→ **PROBLEMS AND TASKS**:
**1)** The passage on open-mindedness below names the things that rational ideas are said to be open to. List all of them.
**2)** Continue the passage on open-mindedness below, starting after its final sentence.

====== PAGE EXCERPT ======

The meaning is: he advocates some ideas are not open to reform, refinement, error correction. They are omniscient, infallible. That is what I take issue with.


You should then feel free to proudly stand behind your embrace of rape and other forms of unfettered by any principle forced association, even with a self-awarded "I'm Open Minded!" ribbon. This is exactly the kind of information needed for people to freely associate.

And on those same subjects, I will proudly admit my absolutist, intransigent, closed mindedness, will readily cop that I find no wiggle room on the subjects of rape and other forms of unfettered forced association, and sleep like a baby.


I'm left with one curious observation, however; if all rational ideas are open to reform, refinement, and error correction(or else they are omniscient and infallible, which is something you take issue with, I understand), then would that include the idea that all rational ideas are open to reform, refinement, and error correction, or else they are omniscient and infallible?


Or, like in all True Religions, is that The One Absolute Truth? Because I got to tell you; it reads like a self-defeating truth. It reads like what a carny huckster would tell someone at the carnival when trying to get them to release the vise like grip on their wallet. "Say there; are you being closed minded about the fact that is your wallet? You should loosen your grip a little..."

====== RECORD EXTRACTS ======

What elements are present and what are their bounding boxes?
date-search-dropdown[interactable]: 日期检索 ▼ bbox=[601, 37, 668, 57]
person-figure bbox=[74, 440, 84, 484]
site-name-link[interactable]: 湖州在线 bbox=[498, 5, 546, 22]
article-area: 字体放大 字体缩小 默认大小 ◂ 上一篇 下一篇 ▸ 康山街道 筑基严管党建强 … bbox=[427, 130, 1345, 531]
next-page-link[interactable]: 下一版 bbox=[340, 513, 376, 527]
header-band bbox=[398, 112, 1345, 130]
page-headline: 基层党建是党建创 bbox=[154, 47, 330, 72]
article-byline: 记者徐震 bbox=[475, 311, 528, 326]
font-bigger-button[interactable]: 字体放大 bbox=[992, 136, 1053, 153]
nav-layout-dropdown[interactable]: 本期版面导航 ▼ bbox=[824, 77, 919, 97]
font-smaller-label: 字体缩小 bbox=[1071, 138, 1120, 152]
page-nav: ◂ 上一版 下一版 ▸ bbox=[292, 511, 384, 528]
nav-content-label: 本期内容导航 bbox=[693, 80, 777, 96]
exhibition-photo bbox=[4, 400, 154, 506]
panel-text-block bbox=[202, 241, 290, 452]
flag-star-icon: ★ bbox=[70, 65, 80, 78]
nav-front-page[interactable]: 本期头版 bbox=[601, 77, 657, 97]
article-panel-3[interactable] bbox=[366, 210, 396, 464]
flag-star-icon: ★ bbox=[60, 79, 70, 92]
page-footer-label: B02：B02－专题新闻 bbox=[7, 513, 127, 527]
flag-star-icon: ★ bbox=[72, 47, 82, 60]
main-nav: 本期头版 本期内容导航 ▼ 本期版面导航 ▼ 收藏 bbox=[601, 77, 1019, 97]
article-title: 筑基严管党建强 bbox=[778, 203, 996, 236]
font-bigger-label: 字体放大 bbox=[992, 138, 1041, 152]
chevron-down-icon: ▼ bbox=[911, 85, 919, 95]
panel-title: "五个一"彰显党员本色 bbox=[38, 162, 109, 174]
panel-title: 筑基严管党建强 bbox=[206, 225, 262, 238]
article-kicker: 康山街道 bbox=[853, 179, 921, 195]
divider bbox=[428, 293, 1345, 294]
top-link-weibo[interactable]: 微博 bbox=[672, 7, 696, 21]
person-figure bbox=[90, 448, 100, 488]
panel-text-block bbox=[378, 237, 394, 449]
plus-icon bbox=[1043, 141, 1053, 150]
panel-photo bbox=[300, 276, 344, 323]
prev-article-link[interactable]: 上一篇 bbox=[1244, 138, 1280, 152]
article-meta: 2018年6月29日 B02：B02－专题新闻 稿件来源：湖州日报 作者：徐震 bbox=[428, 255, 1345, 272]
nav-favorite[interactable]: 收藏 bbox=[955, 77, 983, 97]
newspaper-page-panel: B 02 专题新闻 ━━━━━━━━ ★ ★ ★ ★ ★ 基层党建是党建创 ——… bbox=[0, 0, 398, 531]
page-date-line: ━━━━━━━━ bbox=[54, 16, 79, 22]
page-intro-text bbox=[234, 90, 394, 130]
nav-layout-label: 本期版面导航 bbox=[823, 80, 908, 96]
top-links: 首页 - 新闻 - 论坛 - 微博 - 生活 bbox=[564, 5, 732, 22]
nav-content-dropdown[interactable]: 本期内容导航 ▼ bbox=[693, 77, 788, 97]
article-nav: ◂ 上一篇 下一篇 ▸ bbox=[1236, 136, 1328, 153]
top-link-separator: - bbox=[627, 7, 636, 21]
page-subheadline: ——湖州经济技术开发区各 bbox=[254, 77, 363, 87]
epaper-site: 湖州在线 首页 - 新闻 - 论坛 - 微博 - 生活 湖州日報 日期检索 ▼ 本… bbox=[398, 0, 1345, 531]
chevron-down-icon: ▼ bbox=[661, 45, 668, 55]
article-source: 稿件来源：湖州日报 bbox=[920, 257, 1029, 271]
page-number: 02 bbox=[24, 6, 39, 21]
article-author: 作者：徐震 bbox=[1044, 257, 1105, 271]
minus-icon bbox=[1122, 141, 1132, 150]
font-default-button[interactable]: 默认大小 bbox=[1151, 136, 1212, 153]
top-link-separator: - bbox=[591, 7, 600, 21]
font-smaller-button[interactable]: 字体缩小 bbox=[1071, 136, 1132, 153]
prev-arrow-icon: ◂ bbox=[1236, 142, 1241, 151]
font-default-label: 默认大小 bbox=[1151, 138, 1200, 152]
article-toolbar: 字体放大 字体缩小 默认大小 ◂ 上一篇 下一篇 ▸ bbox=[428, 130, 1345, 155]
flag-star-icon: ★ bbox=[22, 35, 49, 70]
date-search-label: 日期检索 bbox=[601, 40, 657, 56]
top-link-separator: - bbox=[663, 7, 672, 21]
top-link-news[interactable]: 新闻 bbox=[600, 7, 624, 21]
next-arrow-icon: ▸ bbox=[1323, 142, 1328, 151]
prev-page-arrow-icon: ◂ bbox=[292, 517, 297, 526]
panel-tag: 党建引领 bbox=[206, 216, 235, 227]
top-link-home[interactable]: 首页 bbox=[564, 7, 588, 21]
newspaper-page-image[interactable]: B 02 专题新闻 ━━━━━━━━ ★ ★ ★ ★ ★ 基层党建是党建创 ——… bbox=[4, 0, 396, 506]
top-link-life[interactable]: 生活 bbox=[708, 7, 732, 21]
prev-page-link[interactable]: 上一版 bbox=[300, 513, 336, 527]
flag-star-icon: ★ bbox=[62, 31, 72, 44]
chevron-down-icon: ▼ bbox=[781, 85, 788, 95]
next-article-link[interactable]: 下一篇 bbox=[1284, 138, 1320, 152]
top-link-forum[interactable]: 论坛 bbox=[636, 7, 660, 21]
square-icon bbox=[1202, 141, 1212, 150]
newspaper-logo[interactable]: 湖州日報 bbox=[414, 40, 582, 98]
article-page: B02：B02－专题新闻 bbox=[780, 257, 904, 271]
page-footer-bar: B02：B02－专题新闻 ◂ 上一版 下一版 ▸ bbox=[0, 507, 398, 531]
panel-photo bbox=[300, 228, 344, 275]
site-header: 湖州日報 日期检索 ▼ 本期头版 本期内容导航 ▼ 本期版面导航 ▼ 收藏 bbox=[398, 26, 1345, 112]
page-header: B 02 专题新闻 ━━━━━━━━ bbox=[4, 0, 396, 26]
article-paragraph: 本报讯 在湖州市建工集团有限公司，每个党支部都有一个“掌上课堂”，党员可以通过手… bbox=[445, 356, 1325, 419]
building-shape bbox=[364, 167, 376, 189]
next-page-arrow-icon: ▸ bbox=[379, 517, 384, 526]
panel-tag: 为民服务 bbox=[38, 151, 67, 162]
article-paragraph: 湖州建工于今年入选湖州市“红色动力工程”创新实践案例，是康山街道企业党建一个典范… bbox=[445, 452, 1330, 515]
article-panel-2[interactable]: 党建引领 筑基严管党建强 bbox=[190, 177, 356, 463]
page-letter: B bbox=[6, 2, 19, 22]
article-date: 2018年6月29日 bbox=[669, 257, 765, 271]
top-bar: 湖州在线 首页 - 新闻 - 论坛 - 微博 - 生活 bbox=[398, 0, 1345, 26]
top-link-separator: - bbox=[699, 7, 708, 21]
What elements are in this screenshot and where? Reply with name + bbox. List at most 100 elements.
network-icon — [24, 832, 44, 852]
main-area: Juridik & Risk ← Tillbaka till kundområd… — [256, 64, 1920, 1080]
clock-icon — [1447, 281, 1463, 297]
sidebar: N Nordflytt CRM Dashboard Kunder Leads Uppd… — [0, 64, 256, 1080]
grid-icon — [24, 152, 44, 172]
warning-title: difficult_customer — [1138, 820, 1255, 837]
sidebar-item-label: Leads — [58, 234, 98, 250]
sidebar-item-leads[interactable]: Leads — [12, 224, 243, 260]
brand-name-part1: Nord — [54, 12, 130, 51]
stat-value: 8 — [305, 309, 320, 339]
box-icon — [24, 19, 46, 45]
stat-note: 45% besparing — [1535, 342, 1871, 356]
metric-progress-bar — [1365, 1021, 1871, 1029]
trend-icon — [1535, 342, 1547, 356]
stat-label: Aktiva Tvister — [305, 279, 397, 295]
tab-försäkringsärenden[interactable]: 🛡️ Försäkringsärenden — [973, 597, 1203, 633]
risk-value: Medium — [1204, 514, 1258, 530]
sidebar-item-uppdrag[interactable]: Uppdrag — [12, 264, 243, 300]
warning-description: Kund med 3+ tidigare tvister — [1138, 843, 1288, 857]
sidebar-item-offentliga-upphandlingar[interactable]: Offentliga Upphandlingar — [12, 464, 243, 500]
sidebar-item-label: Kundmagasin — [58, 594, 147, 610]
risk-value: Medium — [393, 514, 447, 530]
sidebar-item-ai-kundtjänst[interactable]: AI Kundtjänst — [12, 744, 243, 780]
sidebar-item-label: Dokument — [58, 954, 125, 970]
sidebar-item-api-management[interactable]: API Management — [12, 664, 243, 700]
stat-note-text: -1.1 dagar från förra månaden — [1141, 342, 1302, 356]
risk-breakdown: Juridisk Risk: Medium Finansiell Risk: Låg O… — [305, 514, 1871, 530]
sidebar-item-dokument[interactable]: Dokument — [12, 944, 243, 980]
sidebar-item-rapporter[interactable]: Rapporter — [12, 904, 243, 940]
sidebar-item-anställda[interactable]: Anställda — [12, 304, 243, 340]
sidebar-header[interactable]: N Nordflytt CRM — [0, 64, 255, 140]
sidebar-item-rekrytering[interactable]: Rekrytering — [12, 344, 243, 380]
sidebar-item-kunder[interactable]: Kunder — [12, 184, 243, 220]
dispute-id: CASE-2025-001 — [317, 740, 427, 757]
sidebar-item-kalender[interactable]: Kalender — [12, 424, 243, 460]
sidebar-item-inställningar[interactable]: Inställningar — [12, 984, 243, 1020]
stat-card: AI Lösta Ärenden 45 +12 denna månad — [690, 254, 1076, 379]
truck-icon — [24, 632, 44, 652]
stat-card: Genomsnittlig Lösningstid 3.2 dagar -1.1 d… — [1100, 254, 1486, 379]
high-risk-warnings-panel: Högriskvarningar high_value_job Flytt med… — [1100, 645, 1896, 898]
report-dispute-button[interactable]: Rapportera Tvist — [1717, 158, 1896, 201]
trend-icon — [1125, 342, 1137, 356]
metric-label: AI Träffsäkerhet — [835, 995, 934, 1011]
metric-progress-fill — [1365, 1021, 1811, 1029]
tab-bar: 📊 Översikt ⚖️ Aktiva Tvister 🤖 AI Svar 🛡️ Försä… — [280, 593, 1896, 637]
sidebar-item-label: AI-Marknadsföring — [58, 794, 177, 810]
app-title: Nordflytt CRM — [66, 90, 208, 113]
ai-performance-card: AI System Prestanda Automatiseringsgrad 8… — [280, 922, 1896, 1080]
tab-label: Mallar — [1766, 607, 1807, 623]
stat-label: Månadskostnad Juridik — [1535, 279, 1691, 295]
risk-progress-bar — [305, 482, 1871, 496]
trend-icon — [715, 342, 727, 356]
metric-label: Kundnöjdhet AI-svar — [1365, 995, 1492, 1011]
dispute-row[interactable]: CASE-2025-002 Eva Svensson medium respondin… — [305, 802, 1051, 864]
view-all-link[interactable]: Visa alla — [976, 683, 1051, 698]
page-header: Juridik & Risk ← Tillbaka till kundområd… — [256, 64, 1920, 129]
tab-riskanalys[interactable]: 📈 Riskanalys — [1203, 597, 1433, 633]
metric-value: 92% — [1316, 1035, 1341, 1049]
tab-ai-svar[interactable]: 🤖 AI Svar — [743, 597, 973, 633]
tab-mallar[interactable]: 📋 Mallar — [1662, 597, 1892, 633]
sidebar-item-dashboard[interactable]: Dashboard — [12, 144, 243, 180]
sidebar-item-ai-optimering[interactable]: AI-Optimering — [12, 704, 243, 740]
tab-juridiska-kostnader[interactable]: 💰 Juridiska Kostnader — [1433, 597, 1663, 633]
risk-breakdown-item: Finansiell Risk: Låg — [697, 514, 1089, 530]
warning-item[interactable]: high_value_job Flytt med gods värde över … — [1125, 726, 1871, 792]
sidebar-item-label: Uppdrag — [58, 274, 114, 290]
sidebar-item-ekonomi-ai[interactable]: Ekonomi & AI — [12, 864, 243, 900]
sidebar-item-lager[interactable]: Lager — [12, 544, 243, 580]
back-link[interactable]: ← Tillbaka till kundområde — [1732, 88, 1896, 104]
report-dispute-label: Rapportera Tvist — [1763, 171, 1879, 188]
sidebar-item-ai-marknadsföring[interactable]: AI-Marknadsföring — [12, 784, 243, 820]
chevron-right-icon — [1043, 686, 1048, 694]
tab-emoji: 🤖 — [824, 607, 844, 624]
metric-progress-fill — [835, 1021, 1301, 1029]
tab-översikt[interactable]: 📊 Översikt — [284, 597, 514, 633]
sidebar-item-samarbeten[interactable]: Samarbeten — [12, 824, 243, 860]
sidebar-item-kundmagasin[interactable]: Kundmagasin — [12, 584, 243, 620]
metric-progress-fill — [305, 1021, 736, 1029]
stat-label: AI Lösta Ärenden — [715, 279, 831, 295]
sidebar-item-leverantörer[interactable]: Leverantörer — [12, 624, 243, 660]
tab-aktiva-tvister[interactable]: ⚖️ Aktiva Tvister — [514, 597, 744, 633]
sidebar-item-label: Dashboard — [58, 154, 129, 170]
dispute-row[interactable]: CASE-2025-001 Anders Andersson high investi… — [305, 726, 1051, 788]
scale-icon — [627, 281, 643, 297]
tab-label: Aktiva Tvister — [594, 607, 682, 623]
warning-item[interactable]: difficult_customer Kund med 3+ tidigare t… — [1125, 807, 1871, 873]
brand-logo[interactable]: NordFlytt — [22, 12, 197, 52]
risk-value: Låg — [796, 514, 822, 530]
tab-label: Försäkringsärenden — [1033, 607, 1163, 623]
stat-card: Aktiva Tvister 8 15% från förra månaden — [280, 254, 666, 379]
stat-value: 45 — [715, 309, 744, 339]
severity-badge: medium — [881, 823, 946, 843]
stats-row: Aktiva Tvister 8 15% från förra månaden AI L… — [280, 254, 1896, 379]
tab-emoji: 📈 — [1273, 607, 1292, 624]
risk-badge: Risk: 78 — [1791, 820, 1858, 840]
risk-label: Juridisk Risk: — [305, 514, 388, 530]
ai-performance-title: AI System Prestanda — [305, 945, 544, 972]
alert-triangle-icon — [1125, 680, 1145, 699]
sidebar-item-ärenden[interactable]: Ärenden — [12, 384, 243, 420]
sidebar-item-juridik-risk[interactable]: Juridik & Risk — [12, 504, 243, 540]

======

→ **YOUR RESPONSES**:
**1)** reform, refinement, error correction

**2)**
Only the subject here is, our very lives, and the carny hucksterism of those who seek dominion over them.


Don't worry; millions have fallen into the True Religion trap. It happens all the time.

Take Kant(who should properly have been called Kan.) Did anyone ever stop to ask the question, "If there is an innate difference between a thing and itself that 'we' cannot perceive, then how did Kant ever perceive it to bring us the news that it actually exists?"


Or Rawls(who is fine with the name Rawls.) If there is a hypothetical state of perfect unbias, behind a 'veil of ignorance' about future outcomes, the ideal state in which to make our 'initial choice,' then... how is it that only Rawls is able to travel to that perfect state, pierce its 'veil of ignorance' and miraculously conduct rigged polls of its denizens? Which, to our complete surprise, happen to confirm the politics of Rawls and his?

Because when I borrow his must-be Magic Carpet and fly there to conduct my own polls, and ask the simple question, "Would you prefer to live in a tribe governed by rules of free association or forced association governed by a tribe of Ivy League Elites?" the results are overwhelming and obvious and not nuanced in the least.


See? Happens all the time.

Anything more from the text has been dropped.